**Description of the task:**
Present the data once more in exactly its original form.

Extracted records

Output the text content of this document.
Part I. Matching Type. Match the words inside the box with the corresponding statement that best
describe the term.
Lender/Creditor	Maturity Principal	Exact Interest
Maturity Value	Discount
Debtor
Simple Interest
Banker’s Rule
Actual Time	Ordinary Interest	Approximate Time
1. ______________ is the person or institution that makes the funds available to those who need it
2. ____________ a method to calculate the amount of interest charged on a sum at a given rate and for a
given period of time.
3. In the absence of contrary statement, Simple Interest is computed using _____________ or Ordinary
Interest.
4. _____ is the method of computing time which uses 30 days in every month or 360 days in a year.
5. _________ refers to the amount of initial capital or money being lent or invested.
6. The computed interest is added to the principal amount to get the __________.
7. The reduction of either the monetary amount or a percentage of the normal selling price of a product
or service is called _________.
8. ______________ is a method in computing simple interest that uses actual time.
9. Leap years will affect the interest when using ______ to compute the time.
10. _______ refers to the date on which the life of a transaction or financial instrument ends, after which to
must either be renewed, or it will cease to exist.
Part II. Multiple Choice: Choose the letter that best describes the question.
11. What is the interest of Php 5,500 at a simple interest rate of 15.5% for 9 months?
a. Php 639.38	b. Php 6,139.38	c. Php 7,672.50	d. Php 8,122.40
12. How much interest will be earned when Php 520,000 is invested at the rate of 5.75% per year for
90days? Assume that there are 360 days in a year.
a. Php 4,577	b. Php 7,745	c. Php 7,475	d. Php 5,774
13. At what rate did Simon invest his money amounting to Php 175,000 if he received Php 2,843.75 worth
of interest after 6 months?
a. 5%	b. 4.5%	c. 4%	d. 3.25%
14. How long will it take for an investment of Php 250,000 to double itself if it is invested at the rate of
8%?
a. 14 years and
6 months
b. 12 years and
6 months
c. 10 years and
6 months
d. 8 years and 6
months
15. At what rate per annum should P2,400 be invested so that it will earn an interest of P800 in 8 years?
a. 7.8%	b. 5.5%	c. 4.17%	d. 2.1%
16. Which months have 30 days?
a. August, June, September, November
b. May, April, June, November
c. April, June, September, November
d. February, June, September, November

**Correct result:**
Output the text content of this document.
Part I. Matching Type. Match the words inside the box with the corresponding statement that best
describe the term.
Lender/Creditor	Maturity Principal	Exact Interest
Maturity Value	Discount
Debtor
Simple Interest
Banker’s Rule
Actual Time	Ordinary Interest	Approximate Time
1. ______________ is the person or institution that makes the funds available to those who need it
2. ____________ a method to calculate the amount of interest charged on a sum at a given rate and for a
given period of time.
3. In the absence of contrary statement, Simple Interest is computed using _____________ or Ordinary
Interest.
4. _____ is the method of computing time which uses 30 days in every month or 360 days in a year.
5. _________ refers to the amount of initial capital or money being lent or invested.
6. The computed interest is added to the principal amount to get the __________.
7. The reduction of either the monetary amount or a percentage of the normal selling price of a product
or service is called _________.
8. ______________ is a method in computing simple interest that uses actual time.
9. Leap years will affect the interest when using ______ to compute the time.
10. _______ refers to the date on which the life of a transaction or financial instrument ends, after which to
must either be renewed, or it will cease to exist.
Part II. Multiple Choice: Choose the letter that best describes the question.
11. What is the interest of Php 5,500 at a simple interest rate of 15.5% for 9 months?
a. Php 639.38	b. Php 6,139.38	c. Php 7,672.50	d. Php 8,122.40
12. How much interest will be earned when Php 520,000 is invested at the rate of 5.75% per year for
90days? Assume that there are 360 days in a year.
a. Php 4,577	b. Php 7,745	c. Php 7,475	d. Php 5,774
13. At what rate did Simon invest his money amounting to Php 175,000 if he received Php 2,843.75 worth
of interest after 6 months?
a. 5%	b. 4.5%	c. 4%	d. 3.25%
14. How long will it take for an investment of Php 250,000 to double itself if it is invested at the rate of
8%?
a. 14 years and
6 months
b. 12 years and
6 months
c. 10 years and
6 months
d. 8 years and 6
months
15. At what rate per annum should P2,400 be invested so that it will earn an interest of P800 in 8 years?
a. 7.8%	b. 5.5%	c. 4.17%	d. 2.1%
16. Which months have 30 days?
a. August, June, September, November
b. May, April, June, November
c. April, June, September, November
d. February, June, September, November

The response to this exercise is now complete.